• DIRECTIONS FOR THIS TASK:
Here are some records; copy every line that holds the word "Media".

[Figure record extracts]
+ + +

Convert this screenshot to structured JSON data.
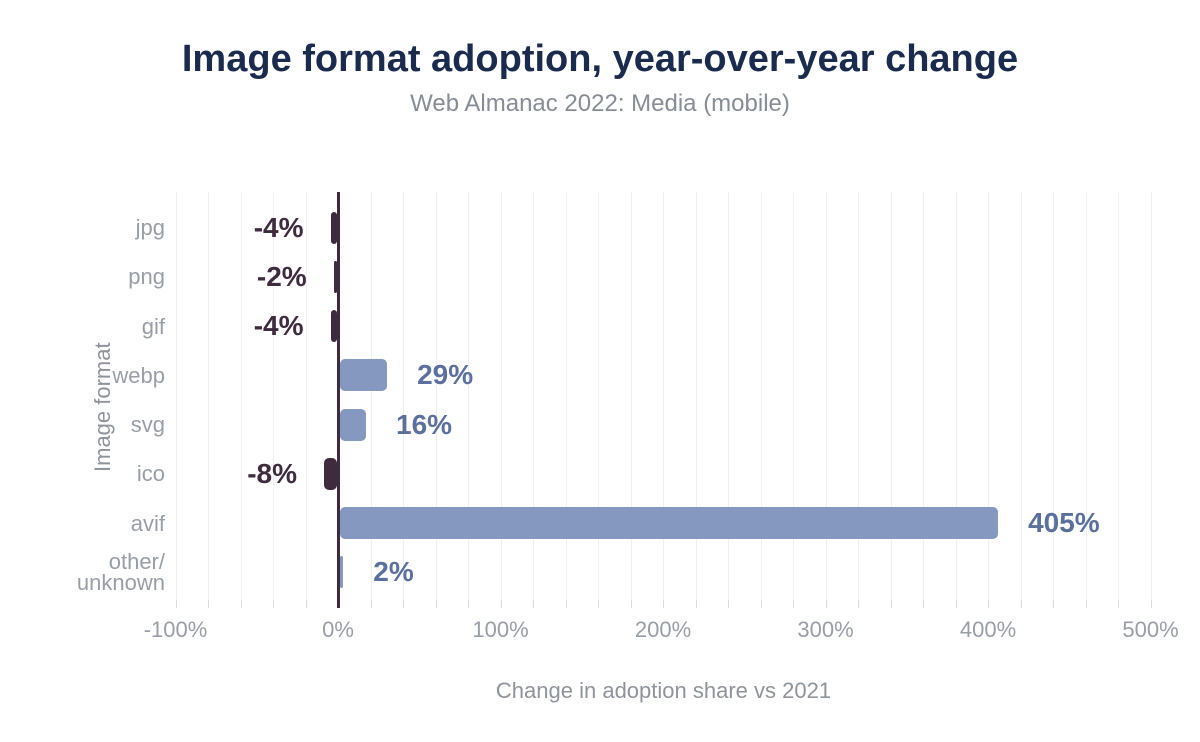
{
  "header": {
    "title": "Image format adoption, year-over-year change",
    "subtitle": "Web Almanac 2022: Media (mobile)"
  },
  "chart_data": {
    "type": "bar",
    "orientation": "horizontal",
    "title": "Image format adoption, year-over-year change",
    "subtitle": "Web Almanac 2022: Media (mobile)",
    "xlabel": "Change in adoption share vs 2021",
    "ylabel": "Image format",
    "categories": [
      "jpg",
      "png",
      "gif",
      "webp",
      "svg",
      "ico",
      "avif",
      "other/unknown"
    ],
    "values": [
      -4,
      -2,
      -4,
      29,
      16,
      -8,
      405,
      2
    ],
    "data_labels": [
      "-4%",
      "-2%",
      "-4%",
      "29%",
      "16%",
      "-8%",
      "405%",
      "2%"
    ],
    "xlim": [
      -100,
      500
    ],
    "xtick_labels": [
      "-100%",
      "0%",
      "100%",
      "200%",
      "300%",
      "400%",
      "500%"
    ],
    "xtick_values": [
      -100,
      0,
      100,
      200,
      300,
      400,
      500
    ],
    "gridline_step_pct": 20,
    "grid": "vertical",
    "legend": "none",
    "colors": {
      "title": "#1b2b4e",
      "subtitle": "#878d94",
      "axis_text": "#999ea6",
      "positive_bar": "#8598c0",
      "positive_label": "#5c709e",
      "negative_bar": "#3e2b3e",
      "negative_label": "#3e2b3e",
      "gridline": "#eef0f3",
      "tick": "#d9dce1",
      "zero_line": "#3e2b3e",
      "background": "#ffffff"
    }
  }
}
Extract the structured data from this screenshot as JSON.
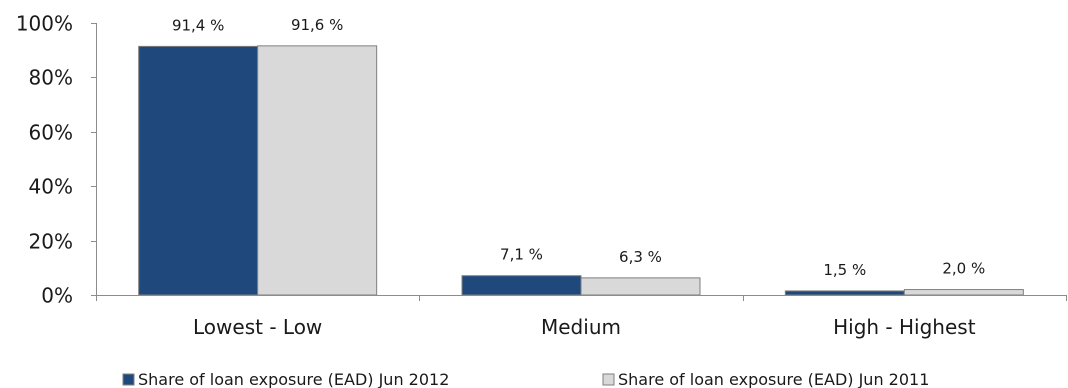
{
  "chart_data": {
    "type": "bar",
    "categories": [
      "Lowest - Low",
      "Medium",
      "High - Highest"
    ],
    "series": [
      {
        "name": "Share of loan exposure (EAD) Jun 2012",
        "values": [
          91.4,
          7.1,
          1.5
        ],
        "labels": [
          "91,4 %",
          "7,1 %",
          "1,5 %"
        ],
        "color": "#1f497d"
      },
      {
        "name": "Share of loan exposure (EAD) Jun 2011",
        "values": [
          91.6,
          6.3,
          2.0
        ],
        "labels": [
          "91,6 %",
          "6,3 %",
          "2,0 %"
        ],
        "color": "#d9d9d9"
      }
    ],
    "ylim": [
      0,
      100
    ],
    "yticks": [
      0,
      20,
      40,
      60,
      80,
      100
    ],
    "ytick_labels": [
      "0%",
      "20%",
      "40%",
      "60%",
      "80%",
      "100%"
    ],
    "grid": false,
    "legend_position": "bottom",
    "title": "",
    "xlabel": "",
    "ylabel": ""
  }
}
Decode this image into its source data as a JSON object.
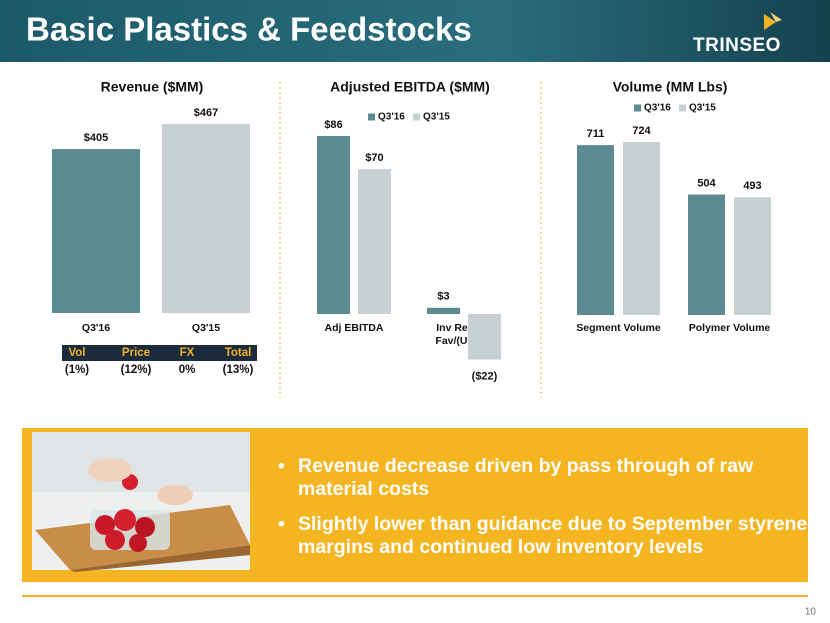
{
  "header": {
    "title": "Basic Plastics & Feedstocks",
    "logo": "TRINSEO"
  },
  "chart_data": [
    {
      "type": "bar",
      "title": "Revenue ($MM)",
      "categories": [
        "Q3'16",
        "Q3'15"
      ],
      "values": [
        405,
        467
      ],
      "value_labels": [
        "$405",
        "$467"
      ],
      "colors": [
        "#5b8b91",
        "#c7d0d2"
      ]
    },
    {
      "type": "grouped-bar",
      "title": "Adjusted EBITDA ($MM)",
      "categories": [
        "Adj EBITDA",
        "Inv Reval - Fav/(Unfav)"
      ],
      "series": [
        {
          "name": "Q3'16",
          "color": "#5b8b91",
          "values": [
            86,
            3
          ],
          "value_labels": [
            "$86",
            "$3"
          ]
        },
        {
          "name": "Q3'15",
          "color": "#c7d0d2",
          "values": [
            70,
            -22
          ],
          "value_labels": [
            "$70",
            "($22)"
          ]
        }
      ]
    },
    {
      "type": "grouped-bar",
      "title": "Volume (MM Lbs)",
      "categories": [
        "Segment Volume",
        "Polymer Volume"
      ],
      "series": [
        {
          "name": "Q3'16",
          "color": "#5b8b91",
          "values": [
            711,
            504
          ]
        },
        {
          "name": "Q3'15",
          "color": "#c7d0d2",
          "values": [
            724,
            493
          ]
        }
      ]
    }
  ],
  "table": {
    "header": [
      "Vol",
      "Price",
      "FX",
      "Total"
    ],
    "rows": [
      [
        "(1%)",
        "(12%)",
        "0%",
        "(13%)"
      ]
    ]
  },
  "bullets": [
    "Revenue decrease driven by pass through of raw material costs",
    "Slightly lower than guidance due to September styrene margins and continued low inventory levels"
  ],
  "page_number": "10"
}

+ + +

• EXERCISE OUTPUT:
    "subtitle": "Web Almanac 2022: Media (mobile)"
    "subtitle": "Web Almanac 2022: Media (mobile)",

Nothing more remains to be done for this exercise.